▶ _Records for the task_
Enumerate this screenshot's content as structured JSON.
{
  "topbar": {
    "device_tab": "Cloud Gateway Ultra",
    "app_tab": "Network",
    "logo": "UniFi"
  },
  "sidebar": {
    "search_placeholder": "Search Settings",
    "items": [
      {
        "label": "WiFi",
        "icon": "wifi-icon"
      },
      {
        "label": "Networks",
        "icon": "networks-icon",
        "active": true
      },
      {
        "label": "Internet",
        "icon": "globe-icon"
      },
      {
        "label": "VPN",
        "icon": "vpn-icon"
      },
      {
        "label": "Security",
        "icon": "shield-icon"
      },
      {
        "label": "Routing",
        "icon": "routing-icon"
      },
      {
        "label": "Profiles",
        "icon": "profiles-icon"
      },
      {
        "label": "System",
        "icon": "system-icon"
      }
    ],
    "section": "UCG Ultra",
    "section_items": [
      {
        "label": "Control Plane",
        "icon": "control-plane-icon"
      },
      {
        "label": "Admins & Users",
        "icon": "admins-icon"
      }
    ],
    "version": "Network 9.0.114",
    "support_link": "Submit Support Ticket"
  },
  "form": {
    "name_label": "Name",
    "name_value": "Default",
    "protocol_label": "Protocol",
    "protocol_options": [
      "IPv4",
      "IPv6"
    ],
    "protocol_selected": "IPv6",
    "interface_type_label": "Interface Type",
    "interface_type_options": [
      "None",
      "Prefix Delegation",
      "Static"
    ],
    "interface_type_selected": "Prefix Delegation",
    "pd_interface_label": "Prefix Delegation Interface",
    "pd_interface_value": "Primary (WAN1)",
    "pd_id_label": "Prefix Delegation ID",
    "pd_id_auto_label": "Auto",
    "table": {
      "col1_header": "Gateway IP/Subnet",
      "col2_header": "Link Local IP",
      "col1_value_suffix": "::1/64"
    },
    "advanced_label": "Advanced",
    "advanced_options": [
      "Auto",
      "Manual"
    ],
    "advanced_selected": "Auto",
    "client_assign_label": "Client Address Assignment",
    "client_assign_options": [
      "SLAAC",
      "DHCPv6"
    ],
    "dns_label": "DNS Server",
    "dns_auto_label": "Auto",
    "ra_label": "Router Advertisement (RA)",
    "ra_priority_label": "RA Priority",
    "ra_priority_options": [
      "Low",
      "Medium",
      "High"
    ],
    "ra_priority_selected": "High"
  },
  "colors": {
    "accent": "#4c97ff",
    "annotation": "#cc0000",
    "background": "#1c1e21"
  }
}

▶ _Brief_
Word for word, extract all the records.

▶ _Full answer_
Enumerate this screenshot's content as structured JSON.
{
  "topbar": {
    "device_tab": "Cloud Gateway Ultra",
    "app_tab": "Network",
    "logo": "UniFi"
  },
  "sidebar": {
    "search_placeholder": "Search Settings",
    "items": [
      {
        "label": "WiFi",
        "icon": "wifi-icon"
      },
      {
        "label": "Networks",
        "icon": "networks-icon",
        "active": true
      },
      {
        "label": "Internet",
        "icon": "globe-icon"
      },
      {
        "label": "VPN",
        "icon": "vpn-icon"
      },
      {
        "label": "Security",
        "icon": "shield-icon"
      },
      {
        "label": "Routing",
        "icon": "routing-icon"
      },
      {
        "label": "Profiles",
        "icon": "profiles-icon"
      },
      {
        "label": "System",
        "icon": "system-icon"
      }
    ],
    "section": "UCG Ultra",
    "section_items": [
      {
        "label": "Control Plane",
        "icon": "control-plane-icon"
      },
      {
        "label": "Admins & Users",
        "icon": "admins-icon"
      }
    ],
    "version": "Network 9.0.114",
    "support_link": "Submit Support Ticket"
  },
  "form": {
    "name_label": "Name",
    "name_value": "Default",
    "protocol_label": "Protocol",
    "protocol_options": [
      "IPv4",
      "IPv6"
    ],
    "protocol_selected": "IPv6",
    "interface_type_label": "Interface Type",
    "interface_type_options": [
      "None",
      "Prefix Delegation",
      "Static"
    ],
    "interface_type_selected": "Prefix Delegation",
    "pd_interface_label": "Prefix Delegation Interface",
    "pd_interface_value": "Primary (WAN1)",
    "pd_id_label": "Prefix Delegation ID",
    "pd_id_auto_label": "Auto",
    "table": {
      "col1_header": "Gateway IP/Subnet",
      "col2_header": "Link Local IP",
      "col1_value_suffix": "::1/64"
    },
    "advanced_label": "Advanced",
    "advanced_options": [
      "Auto",
      "Manual"
    ],
    "advanced_selected": "Auto",
    "client_assign_label": "Client Address Assignment",
    "client_assign_options": [
      "SLAAC",
      "DHCPv6"
    ],
    "dns_label": "DNS Server",
    "dns_auto_label": "Auto",
    "ra_label": "Router Advertisement (RA)",
    "ra_priority_label": "RA Priority",
    "ra_priority_options": [
      "Low",
      "Medium",
      "High"
    ],
    "ra_priority_selected": "High"
  },
  "colors": {
    "accent": "#4c97ff",
    "annotation": "#cc0000",
    "background": "#1c1e21"
  }
}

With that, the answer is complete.